WRITTEN PROBLEM:
Report the number of lines where the string "dahin" occurs, and write nothing else.

RECORD EXTRACTS:
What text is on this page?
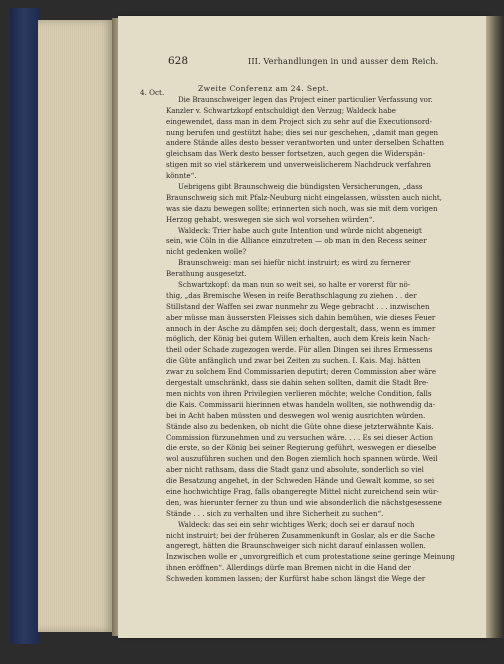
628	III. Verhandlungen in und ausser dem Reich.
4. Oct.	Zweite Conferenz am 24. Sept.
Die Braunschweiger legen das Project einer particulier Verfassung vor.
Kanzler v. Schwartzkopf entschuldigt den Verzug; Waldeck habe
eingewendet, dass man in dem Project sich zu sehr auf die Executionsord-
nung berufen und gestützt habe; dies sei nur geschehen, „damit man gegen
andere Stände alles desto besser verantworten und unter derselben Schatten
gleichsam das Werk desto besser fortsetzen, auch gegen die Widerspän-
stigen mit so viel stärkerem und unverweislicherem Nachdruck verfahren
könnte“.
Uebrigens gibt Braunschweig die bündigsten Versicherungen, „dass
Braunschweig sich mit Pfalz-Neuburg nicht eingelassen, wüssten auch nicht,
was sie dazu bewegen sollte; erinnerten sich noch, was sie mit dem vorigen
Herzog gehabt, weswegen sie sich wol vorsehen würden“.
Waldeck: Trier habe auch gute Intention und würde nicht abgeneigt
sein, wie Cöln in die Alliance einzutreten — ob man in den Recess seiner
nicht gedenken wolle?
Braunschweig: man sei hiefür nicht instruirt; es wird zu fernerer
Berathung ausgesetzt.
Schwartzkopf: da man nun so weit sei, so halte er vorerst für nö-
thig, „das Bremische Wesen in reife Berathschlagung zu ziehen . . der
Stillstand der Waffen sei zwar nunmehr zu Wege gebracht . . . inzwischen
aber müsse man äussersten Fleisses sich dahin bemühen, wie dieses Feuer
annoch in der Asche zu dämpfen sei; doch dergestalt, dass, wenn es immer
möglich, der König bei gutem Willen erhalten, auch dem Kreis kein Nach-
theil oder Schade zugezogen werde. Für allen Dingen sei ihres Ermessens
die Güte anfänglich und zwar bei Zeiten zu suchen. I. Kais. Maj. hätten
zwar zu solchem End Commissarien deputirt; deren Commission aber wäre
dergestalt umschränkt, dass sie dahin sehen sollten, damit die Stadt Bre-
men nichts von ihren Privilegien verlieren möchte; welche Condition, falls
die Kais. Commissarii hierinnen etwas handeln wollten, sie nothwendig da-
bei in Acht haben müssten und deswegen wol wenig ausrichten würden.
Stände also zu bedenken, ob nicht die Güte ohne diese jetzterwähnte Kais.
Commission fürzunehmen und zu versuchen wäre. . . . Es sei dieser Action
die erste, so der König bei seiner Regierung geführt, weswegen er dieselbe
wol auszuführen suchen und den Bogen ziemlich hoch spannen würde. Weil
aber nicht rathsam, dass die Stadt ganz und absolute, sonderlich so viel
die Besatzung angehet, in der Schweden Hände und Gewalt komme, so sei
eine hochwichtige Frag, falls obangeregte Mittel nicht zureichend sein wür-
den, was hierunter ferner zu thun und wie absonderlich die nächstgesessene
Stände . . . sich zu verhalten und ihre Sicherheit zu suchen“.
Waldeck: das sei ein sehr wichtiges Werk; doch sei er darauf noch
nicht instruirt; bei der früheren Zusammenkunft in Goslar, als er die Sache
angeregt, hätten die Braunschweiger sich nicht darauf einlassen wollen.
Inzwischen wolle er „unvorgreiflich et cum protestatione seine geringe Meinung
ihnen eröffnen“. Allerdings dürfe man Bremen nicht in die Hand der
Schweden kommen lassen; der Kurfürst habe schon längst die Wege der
* * *
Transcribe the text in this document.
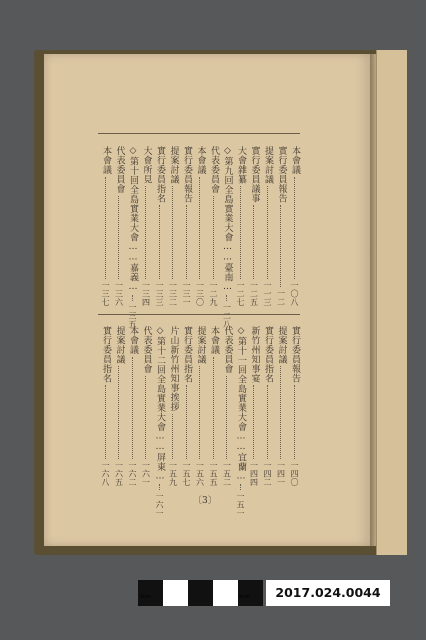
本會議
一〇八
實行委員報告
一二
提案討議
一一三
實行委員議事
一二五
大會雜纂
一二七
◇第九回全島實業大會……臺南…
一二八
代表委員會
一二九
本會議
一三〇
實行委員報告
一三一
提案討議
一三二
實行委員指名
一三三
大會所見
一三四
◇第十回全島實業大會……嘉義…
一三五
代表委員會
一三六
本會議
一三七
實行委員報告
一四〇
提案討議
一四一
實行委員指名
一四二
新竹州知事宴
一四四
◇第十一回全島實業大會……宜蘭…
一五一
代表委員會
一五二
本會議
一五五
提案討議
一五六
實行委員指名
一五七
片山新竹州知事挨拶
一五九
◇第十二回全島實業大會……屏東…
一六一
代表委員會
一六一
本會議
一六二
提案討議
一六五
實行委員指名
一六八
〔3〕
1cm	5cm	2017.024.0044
==
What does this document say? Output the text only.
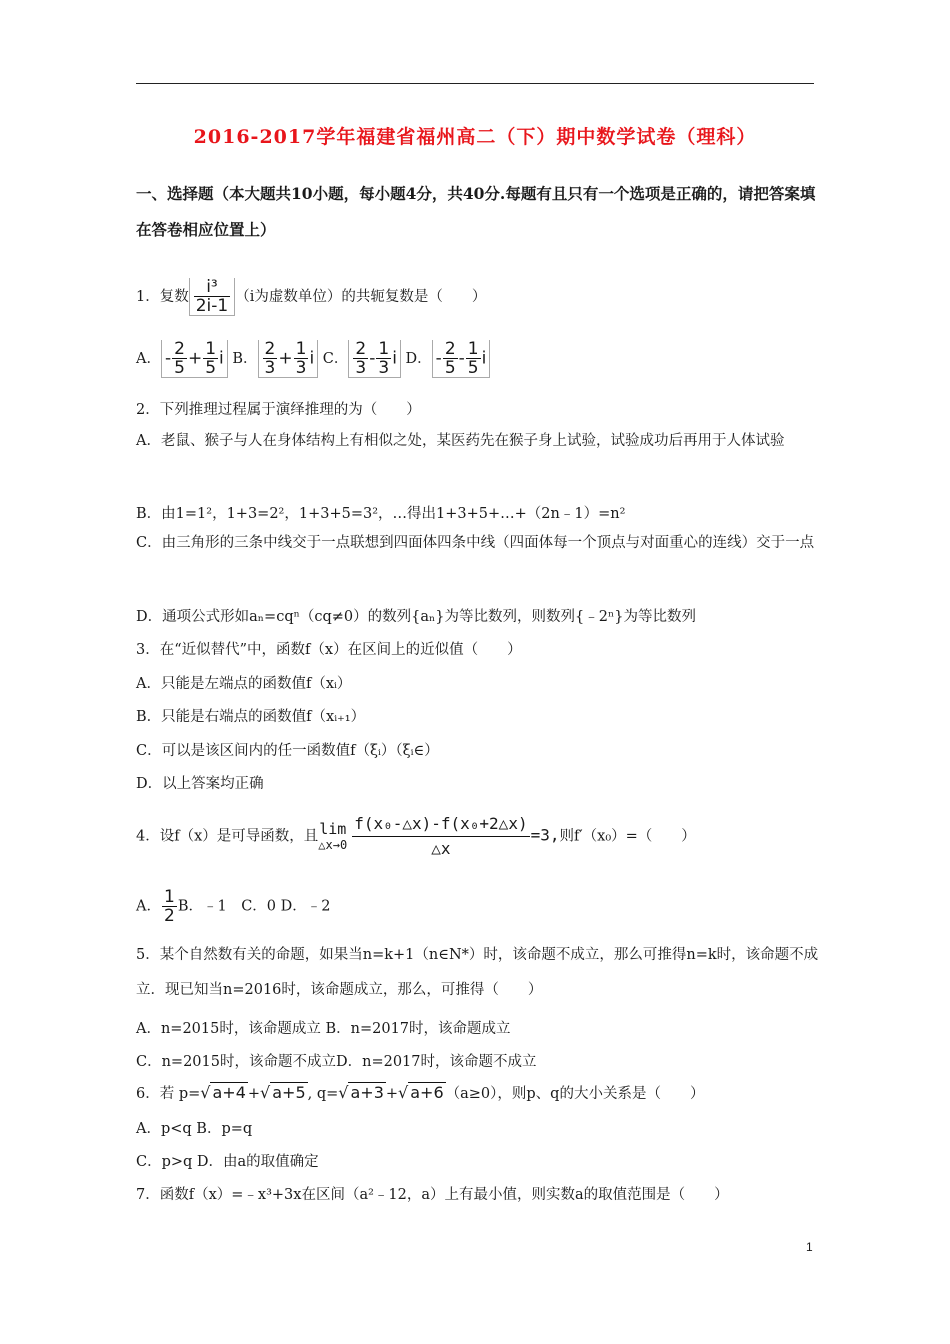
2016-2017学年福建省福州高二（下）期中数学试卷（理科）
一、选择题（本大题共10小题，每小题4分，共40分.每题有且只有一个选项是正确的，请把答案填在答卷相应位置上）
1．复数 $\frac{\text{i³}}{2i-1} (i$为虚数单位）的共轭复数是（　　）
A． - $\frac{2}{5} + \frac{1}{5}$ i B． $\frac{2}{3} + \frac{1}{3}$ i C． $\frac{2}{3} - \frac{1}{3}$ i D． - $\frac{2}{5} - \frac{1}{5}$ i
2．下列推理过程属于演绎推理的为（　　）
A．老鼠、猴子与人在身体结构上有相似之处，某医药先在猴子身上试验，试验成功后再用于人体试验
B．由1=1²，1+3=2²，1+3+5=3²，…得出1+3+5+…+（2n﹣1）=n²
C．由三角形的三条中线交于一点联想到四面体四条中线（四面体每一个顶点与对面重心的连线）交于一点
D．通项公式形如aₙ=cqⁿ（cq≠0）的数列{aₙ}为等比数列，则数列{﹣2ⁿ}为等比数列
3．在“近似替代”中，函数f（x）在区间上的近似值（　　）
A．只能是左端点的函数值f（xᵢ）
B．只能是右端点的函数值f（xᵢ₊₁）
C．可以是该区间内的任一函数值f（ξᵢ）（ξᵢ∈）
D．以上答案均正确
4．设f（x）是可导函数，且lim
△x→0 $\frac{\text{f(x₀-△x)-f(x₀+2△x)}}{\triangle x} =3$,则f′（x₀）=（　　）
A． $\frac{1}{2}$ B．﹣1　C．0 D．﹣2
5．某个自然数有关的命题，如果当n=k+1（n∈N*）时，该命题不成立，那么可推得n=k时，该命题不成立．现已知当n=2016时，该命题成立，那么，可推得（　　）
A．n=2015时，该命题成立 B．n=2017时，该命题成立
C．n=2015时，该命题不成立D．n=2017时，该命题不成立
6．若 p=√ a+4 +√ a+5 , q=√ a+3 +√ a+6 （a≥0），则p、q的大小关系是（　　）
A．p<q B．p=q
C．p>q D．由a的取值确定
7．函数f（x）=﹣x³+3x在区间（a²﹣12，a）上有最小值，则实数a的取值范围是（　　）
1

FINAL RESULT:
2